#### [To be done]
Look over the lines below. Report each one that includes the string "detached".

#### [Material for this exercise]
##########
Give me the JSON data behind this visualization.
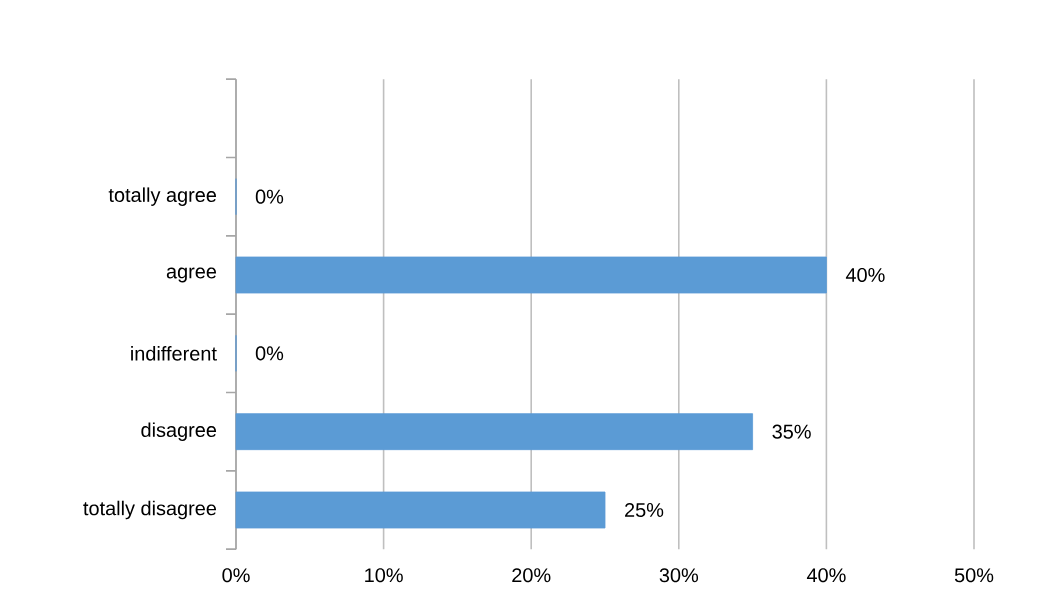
{
  "chart_data": {
    "type": "bar",
    "orientation": "horizontal",
    "categories": [
      null,
      "totally agree",
      "agree",
      "indifferent",
      "disagree",
      "totally disagree"
    ],
    "values": [
      null,
      0,
      40,
      0,
      35,
      25
    ],
    "value_labels": [
      null,
      "0%",
      "40%",
      "0%",
      "35%",
      "25%"
    ],
    "color": "#5b9bd5",
    "xlim": [
      0,
      50
    ],
    "xticks": [
      {
        "value": 0,
        "label": "0%"
      },
      {
        "value": 10,
        "label": "10%"
      },
      {
        "value": 20,
        "label": "20%"
      },
      {
        "value": 30,
        "label": "30%"
      },
      {
        "value": 40,
        "label": "40%"
      },
      {
        "value": 50,
        "label": "50%"
      }
    ],
    "grid": "x"
  }
}
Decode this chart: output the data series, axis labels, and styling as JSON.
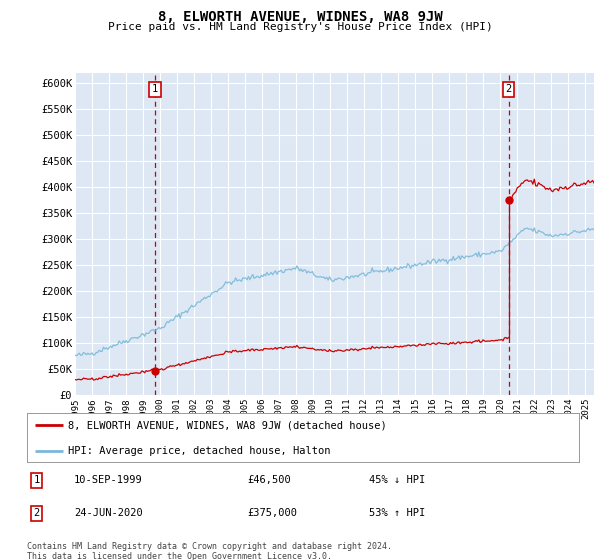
{
  "title": "8, ELWORTH AVENUE, WIDNES, WA8 9JW",
  "subtitle": "Price paid vs. HM Land Registry's House Price Index (HPI)",
  "ylabel_ticks": [
    "£0",
    "£50K",
    "£100K",
    "£150K",
    "£200K",
    "£250K",
    "£300K",
    "£350K",
    "£400K",
    "£450K",
    "£500K",
    "£550K",
    "£600K"
  ],
  "ylim": [
    0,
    620000
  ],
  "yticks": [
    0,
    50000,
    100000,
    150000,
    200000,
    250000,
    300000,
    350000,
    400000,
    450000,
    500000,
    550000,
    600000
  ],
  "xlim_start": 1995.0,
  "xlim_end": 2025.5,
  "xticks": [
    1995,
    1996,
    1997,
    1998,
    1999,
    2000,
    2001,
    2002,
    2003,
    2004,
    2005,
    2006,
    2007,
    2008,
    2009,
    2010,
    2011,
    2012,
    2013,
    2014,
    2015,
    2016,
    2017,
    2018,
    2019,
    2020,
    2021,
    2022,
    2023,
    2024,
    2025
  ],
  "sale1_x": 1999.69,
  "sale1_y": 46500,
  "sale2_x": 2020.48,
  "sale2_y": 375000,
  "sale1_label": "1",
  "sale2_label": "2",
  "sale1_date": "10-SEP-1999",
  "sale1_price": "£46,500",
  "sale1_hpi": "45% ↓ HPI",
  "sale2_date": "24-JUN-2020",
  "sale2_price": "£375,000",
  "sale2_hpi": "53% ↑ HPI",
  "hpi_color": "#7ab8d9",
  "sale_color": "#cc0000",
  "vline_color": "#cc0000",
  "bg_color": "#dde8f4",
  "grid_color": "#ffffff",
  "legend_label_sale": "8, ELWORTH AVENUE, WIDNES, WA8 9JW (detached house)",
  "legend_label_hpi": "HPI: Average price, detached house, Halton",
  "footnote": "Contains HM Land Registry data © Crown copyright and database right 2024.\nThis data is licensed under the Open Government Licence v3.0."
}
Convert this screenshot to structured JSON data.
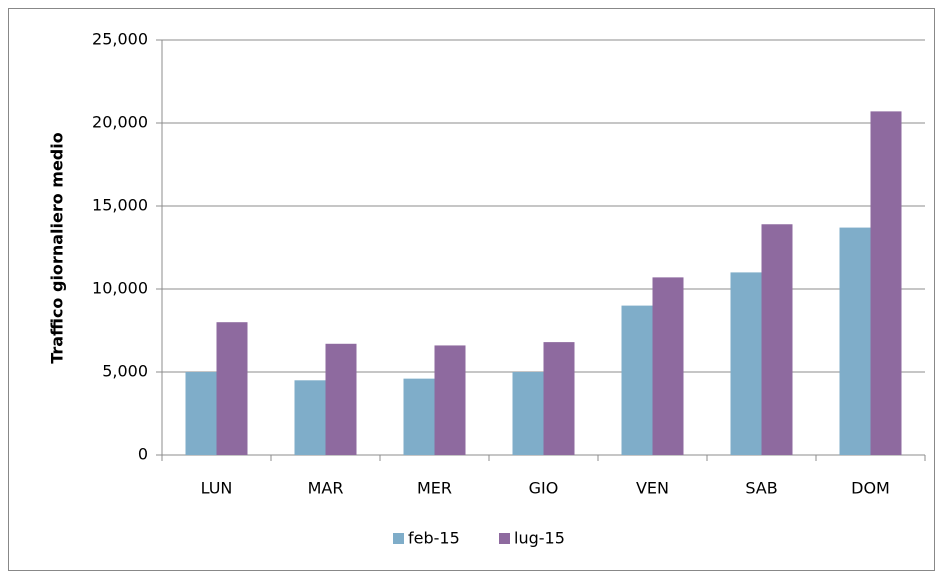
{
  "chart_data": {
    "type": "bar",
    "y_label": "Traffico giornaliero medio",
    "categories": [
      "LUN",
      "MAR",
      "MER",
      "GIO",
      "VEN",
      "SAB",
      "DOM"
    ],
    "series": [
      {
        "name": "feb-15",
        "color": "#7fadc9",
        "values": [
          5000,
          4500,
          4600,
          5000,
          9000,
          11000,
          13700
        ]
      },
      {
        "name": "lug-15",
        "color": "#8e6a9f",
        "values": [
          8000,
          6700,
          6600,
          6800,
          10700,
          13900,
          20700
        ]
      }
    ],
    "ylim": [
      0,
      25000
    ],
    "yticks": [
      0,
      {
        "value": 5000,
        "label": "5,000"
      },
      {
        "value": 10000,
        "label": "10,000"
      },
      {
        "value": 15000,
        "label": "15,000"
      },
      {
        "value": 20000,
        "label": "20,000"
      },
      {
        "value": 25000,
        "label": "25,000"
      }
    ],
    "grid": true,
    "legend": "bottom"
  }
}
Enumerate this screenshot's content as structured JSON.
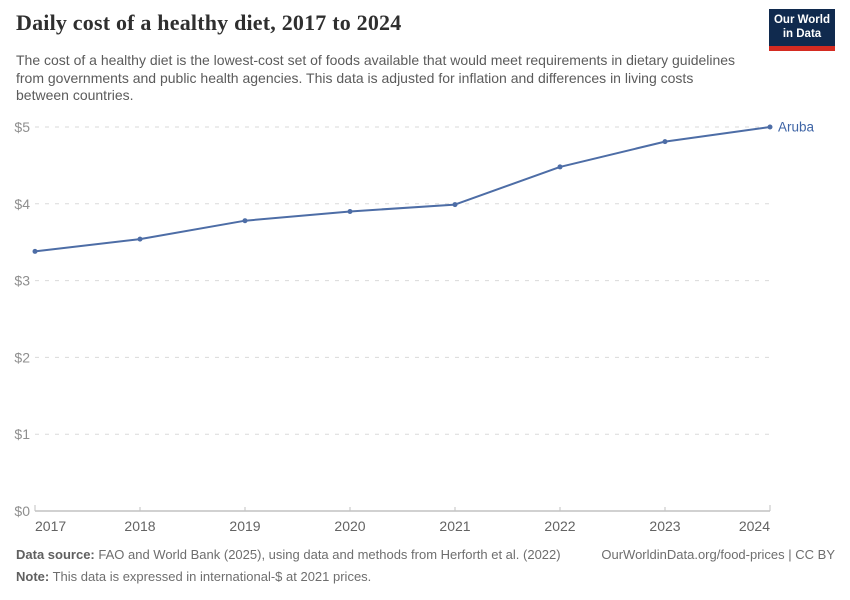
##########
#### [Reply]
  "legend_label_sale": "8, ELWORTH AVENUE, WIDNES, WA8 9JW (detached house)",
  "legend_label_hpi": "HPI: Average price, detached house, Halton",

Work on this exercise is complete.